## EXERCISE TASK
Pictures do not belong in the copy; quote every entry below exactly.

Extracted records:
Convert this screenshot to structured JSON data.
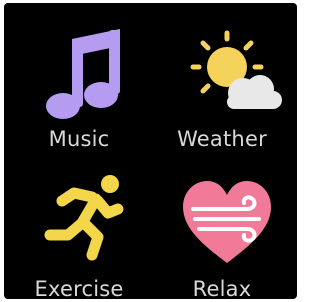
{
  "apps": {
    "music": {
      "label": "Music",
      "icon": "music-note-icon",
      "color": "#b59cf0"
    },
    "weather": {
      "label": "Weather",
      "icon": "partly-cloudy-icon",
      "color": "#f5d35a"
    },
    "exercise": {
      "label": "Exercise",
      "icon": "running-person-icon",
      "color": "#f3d64a"
    },
    "relax": {
      "label": "Relax",
      "icon": "heart-wind-icon",
      "color": "#f17a98"
    }
  }
}
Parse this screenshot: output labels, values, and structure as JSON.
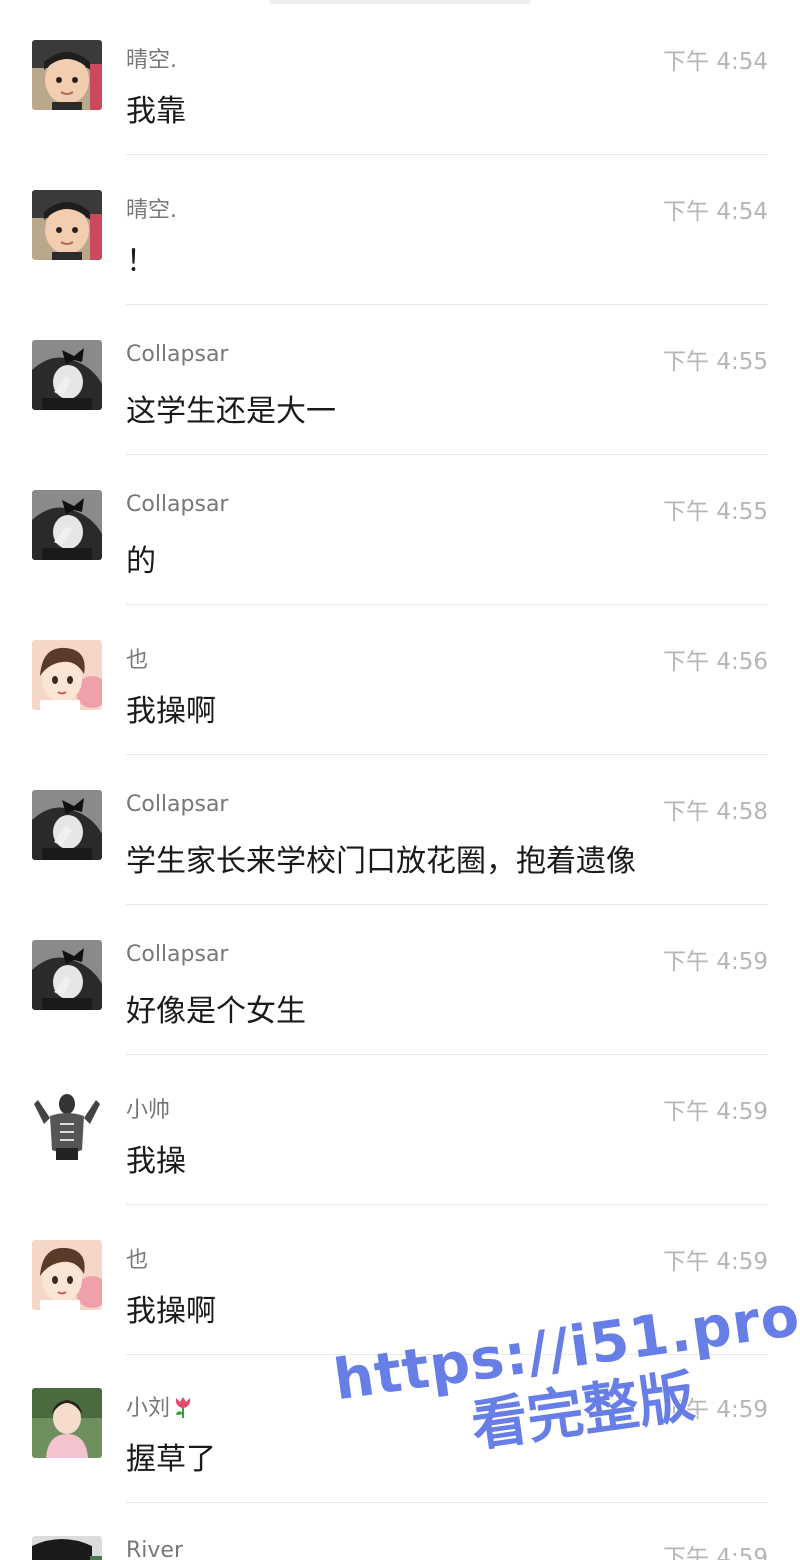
{
  "messages": [
    {
      "sender": "晴空.",
      "time": "下午 4:54",
      "text": "我靠",
      "avatar": "boy-photo-avatar"
    },
    {
      "sender": "晴空.",
      "time": "下午 4:54",
      "text": "！",
      "avatar": "boy-photo-avatar"
    },
    {
      "sender": "Collapsar",
      "time": "下午 4:55",
      "text": "这学生还是大一",
      "avatar": "girl-bow-avatar"
    },
    {
      "sender": "Collapsar",
      "time": "下午 4:55",
      "text": "的",
      "avatar": "girl-bow-avatar"
    },
    {
      "sender": "也",
      "time": "下午 4:56",
      "text": "我操啊",
      "avatar": "anime-girl-avatar"
    },
    {
      "sender": "Collapsar",
      "time": "下午 4:58",
      "text": "学生家长来学校门口放花圈，抱着遗像",
      "avatar": "girl-bow-avatar"
    },
    {
      "sender": "Collapsar",
      "time": "下午 4:59",
      "text": "好像是个女生",
      "avatar": "girl-bow-avatar"
    },
    {
      "sender": "小帅",
      "time": "下午 4:59",
      "text": "我操",
      "avatar": "muscle-man-avatar"
    },
    {
      "sender": "也",
      "time": "下午 4:59",
      "text": "我操啊",
      "avatar": "anime-girl-avatar"
    },
    {
      "sender": "小刘",
      "sender_icon": "tulip-icon",
      "time": "下午 4:59",
      "text": "握草了",
      "avatar": "pink-girl-avatar"
    },
    {
      "sender": "River",
      "time": "下午 4:59",
      "text": "",
      "avatar": "dark-hair-avatar"
    }
  ],
  "watermark": {
    "line1": "https://i51.pro",
    "line2": "看完整版",
    "color": "#5b74e4"
  },
  "colors": {
    "sender": "#777777",
    "time": "#b5b5b5",
    "text": "#1a1a1a",
    "divider": "#e8e8e8"
  }
}
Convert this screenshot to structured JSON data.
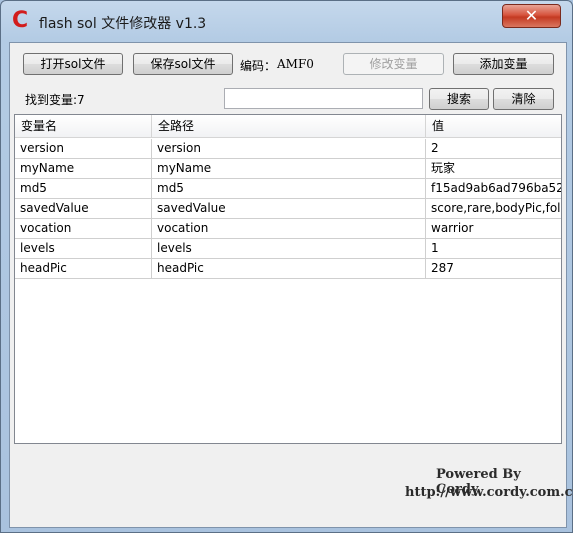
{
  "window": {
    "title": "flash sol 文件修改器 v1.3",
    "close_label": "✕",
    "app_icon_glyph": "C"
  },
  "toolbar": {
    "open_label": "打开sol文件",
    "save_label": "保存sol文件",
    "encoding_label": "编码：",
    "encoding_value": "AMF0",
    "modify_label": "修改变量",
    "add_label": "添加变量"
  },
  "search": {
    "found_label": "找到变量:7",
    "input_value": "",
    "search_label": "搜索",
    "clear_label": "清除"
  },
  "table": {
    "columns": [
      "变量名",
      "全路径",
      "值"
    ],
    "rows": [
      [
        "version",
        "version",
        "2"
      ],
      [
        "myName",
        "myName",
        "玩家"
      ],
      [
        "md5",
        "md5",
        "f15ad9ab6ad796ba52"
      ],
      [
        "savedValue",
        "savedValue",
        "score,rare,bodyPic,follo"
      ],
      [
        "vocation",
        "vocation",
        "warrior"
      ],
      [
        "levels",
        "levels",
        "1"
      ],
      [
        "headPic",
        "headPic",
        "287"
      ]
    ]
  },
  "footer": {
    "powered": "Powered By Cordy",
    "website": "http://www.cordy.com.cn"
  },
  "colors": {
    "icon_red": "#d21c1c",
    "close_red": "#c43a22",
    "frame_blue": "#a9c2de"
  },
  "icons": {
    "app": "app-logo-icon",
    "close": "close-icon"
  }
}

## EXERCISE RESPONSE
Convert this screenshot to structured JSON data.
{
  "apps": {
    "music": {
      "label": "Music",
      "icon": "music-note-icon",
      "color": "#b59cf0"
    },
    "weather": {
      "label": "Weather",
      "icon": "partly-cloudy-icon",
      "color": "#f5d35a"
    },
    "exercise": {
      "label": "Exercise",
      "icon": "running-person-icon",
      "color": "#f3d64a"
    },
    "relax": {
      "label": "Relax",
      "icon": "heart-wind-icon",
      "color": "#f17a98"
    }
  }
}
Parse this screenshot: output labels, values, and structure as JSON.
{
  "messages": [
    {
      "sender": "晴空.",
      "time": "下午 4:54",
      "text": "我靠",
      "avatar": "boy-photo-avatar"
    },
    {
      "sender": "晴空.",
      "time": "下午 4:54",
      "text": "！",
      "avatar": "boy-photo-avatar"
    },
    {
      "sender": "Collapsar",
      "time": "下午 4:55",
      "text": "这学生还是大一",
      "avatar": "girl-bow-avatar"
    },
    {
      "sender": "Collapsar",
      "time": "下午 4:55",
      "text": "的",
      "avatar": "girl-bow-avatar"
    },
    {
      "sender": "也",
      "time": "下午 4:56",
      "text": "我操啊",
      "avatar": "anime-girl-avatar"
    },
    {
      "sender": "Collapsar",
      "time": "下午 4:58",
      "text": "学生家长来学校门口放花圈，抱着遗像",
      "avatar": "girl-bow-avatar"
    },
    {
      "sender": "Collapsar",
      "time": "下午 4:59",
      "text": "好像是个女生",
      "avatar": "girl-bow-avatar"
    },
    {
      "sender": "小帅",
      "time": "下午 4:59",
      "text": "我操",
      "avatar": "muscle-man-avatar"
    },
    {
      "sender": "也",
      "time": "下午 4:59",
      "text": "我操啊",
      "avatar": "anime-girl-avatar"
    },
    {
      "sender": "小刘",
      "sender_icon": "tulip-icon",
      "time": "下午 4:59",
      "text": "握草了",
      "avatar": "pink-girl-avatar"
    },
    {
      "sender": "River",
      "time": "下午 4:59",
      "text": "",
      "avatar": "dark-hair-avatar"
    }
  ],
  "watermark": {
    "line1": "https://i51.pro",
    "line2": "看完整版",
    "color": "#5b74e4"
  },
  "colors": {
    "sender": "#777777",
    "time": "#b5b5b5",
    "text": "#1a1a1a",
    "divider": "#e8e8e8"
  }
}
Convert this screenshot to structured JSON data.
{
  "window": {
    "title": "flash sol 文件修改器 v1.3",
    "close_label": "✕",
    "app_icon_glyph": "C"
  },
  "toolbar": {
    "open_label": "打开sol文件",
    "save_label": "保存sol文件",
    "encoding_label": "编码：",
    "encoding_value": "AMF0",
    "modify_label": "修改变量",
    "add_label": "添加变量"
  },
  "search": {
    "found_label": "找到变量:7",
    "input_value": "",
    "search_label": "搜索",
    "clear_label": "清除"
  },
  "table": {
    "columns": [
      "变量名",
      "全路径",
      "值"
    ],
    "rows": [
      [
        "version",
        "version",
        "2"
      ],
      [
        "myName",
        "myName",
        "玩家"
      ],
      [
        "md5",
        "md5",
        "f15ad9ab6ad796ba52"
      ],
      [
        "savedValue",
        "savedValue",
        "score,rare,bodyPic,follo"
      ],
      [
        "vocation",
        "vocation",
        "warrior"
      ],
      [
        "levels",
        "levels",
        "1"
      ],
      [
        "headPic",
        "headPic",
        "287"
      ]
    ]
  },
  "footer": {
    "powered": "Powered By Cordy",
    "website": "http://www.cordy.com.cn"
  },
  "colors": {
    "icon_red": "#d21c1c",
    "close_red": "#c43a22",
    "frame_blue": "#a9c2de"
  },
  "icons": {
    "app": "app-logo-icon",
    "close": "close-icon"
  }
}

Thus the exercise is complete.